Mi jefe directo en Radio Nacional fue un tal Alfonso Banda, que había entrado con las tropas de Franco en Barcelona, en 1938, ocupando manu militari Radio Asociació antes de haberse quitado ni siquiera el correaje militar que llevaba puesto durante la campaña bélica. Treinta y cinco años después de aquello, creo que el hombre seguía con el mismo correaje, si no materialmente, sí desde el punto de vista ideológico.
Por aquella redacción de Paseo de Gracia deambulaban en general unos tipos prematuramente envejecidos por el alcohol y la rutina, desengañados de su oficio y de sí mismos, que esperaban paciente y estólidamente que el reloj diese la hora que ponía fin a su turno diario.
En un escenario tan poco estimulante, yo también procuré pasar inadvertido. A veces no lo conseguía:
–Me han dicho que en su programa ha citado usted a Joan Manuel Serrat –me recriminaba, por ejemplo, Alfonso Banda.
–¿Yo…? ¡Qué va! –protestaba con vehemencia –¿Cómo se me iba a ocurrir mencionar a semejante individuo?
Y es que en la radio oficial de aquellos años no solamente existía la censura, sino que había una serie de tópicos, de personas y de instituciones que eran tabú, aunque no figurasen en ninguna relación escrita que pudiese ser exhibida en ningún momento. En aquella singular relación de gentes proscritas –cantantes, escritores, instituciones cívicas,…– figuraban también la Asociación de Amigos de la Unesco y hasta la ¡Asociación de Amigos de la India!, que presidía el jesuita Raimundo Paniker.
^^^^
__INSTRUCCIONES Y REQUISITOS__
Transcribe al pie de la letra el fragmento sobre Radio Nacional, empezando por "Por aquella redacción" y siguiendo hasta "ejemplo, Alfonso Banda.".

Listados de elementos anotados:
^^^^
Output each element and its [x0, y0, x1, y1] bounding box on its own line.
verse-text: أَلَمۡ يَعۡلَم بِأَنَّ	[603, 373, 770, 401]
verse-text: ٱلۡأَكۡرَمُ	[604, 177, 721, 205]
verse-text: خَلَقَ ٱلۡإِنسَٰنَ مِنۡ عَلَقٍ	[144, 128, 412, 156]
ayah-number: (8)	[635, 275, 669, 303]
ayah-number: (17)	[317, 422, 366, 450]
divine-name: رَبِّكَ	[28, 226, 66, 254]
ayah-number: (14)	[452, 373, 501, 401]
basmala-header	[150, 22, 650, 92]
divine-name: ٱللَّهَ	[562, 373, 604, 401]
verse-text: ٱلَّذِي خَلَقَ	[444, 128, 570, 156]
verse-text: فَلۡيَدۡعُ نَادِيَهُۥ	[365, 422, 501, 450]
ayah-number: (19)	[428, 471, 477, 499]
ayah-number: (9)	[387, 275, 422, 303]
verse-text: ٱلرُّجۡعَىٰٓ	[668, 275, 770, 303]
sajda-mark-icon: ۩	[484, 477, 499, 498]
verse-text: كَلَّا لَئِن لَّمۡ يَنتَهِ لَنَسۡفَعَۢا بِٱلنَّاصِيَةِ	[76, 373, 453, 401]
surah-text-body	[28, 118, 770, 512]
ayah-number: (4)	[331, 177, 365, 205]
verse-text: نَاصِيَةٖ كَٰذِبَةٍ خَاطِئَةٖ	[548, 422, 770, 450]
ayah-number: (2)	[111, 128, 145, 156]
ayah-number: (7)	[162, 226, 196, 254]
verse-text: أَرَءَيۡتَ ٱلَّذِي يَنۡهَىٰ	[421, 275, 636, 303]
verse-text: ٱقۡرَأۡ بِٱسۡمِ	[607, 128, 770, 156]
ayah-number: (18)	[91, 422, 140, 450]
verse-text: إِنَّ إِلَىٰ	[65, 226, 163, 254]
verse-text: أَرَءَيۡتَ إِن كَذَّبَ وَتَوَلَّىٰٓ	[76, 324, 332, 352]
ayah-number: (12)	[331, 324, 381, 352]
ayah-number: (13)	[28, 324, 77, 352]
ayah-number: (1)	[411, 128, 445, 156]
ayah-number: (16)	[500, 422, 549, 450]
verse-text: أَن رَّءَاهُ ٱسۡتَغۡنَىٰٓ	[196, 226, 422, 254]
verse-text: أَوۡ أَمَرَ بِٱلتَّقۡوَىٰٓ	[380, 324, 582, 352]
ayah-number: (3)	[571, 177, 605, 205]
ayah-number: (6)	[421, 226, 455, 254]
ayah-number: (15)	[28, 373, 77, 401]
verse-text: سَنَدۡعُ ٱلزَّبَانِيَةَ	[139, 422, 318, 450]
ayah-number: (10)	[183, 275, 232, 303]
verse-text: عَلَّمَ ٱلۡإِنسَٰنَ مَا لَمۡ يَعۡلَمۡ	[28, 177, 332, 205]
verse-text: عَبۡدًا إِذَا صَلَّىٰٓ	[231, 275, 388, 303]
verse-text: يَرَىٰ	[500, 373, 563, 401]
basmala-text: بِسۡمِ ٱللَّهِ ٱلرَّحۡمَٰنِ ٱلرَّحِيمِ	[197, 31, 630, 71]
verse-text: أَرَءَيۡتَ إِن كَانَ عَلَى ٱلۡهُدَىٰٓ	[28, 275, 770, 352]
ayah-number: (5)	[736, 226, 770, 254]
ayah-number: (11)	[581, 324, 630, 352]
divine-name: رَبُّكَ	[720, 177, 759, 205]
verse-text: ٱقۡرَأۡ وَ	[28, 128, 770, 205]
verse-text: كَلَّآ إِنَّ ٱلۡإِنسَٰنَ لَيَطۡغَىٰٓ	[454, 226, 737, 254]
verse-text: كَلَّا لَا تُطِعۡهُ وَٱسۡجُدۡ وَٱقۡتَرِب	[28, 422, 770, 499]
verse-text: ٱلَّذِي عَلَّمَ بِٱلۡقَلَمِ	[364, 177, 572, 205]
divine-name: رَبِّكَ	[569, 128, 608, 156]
^^^^
__RESPUESTA DEL EJERCICIO__
Por aquella redacción de Paseo de Gracia deambulaban en general unos tipos prematuramente envejecidos por el alcohol y la rutina, desengañados de su oficio y de sí mismos, que esperaban paciente y estólidamente que el reloj diese la hora que ponía fin a su turno diario.
En un escenario tan poco estimulante, yo también procuré pasar inadvertido. A veces no lo conseguía:
–Me han dicho que en su programa ha citado usted a Joan Manuel Serrat –me recriminaba, por ejemplo, Alfonso Banda.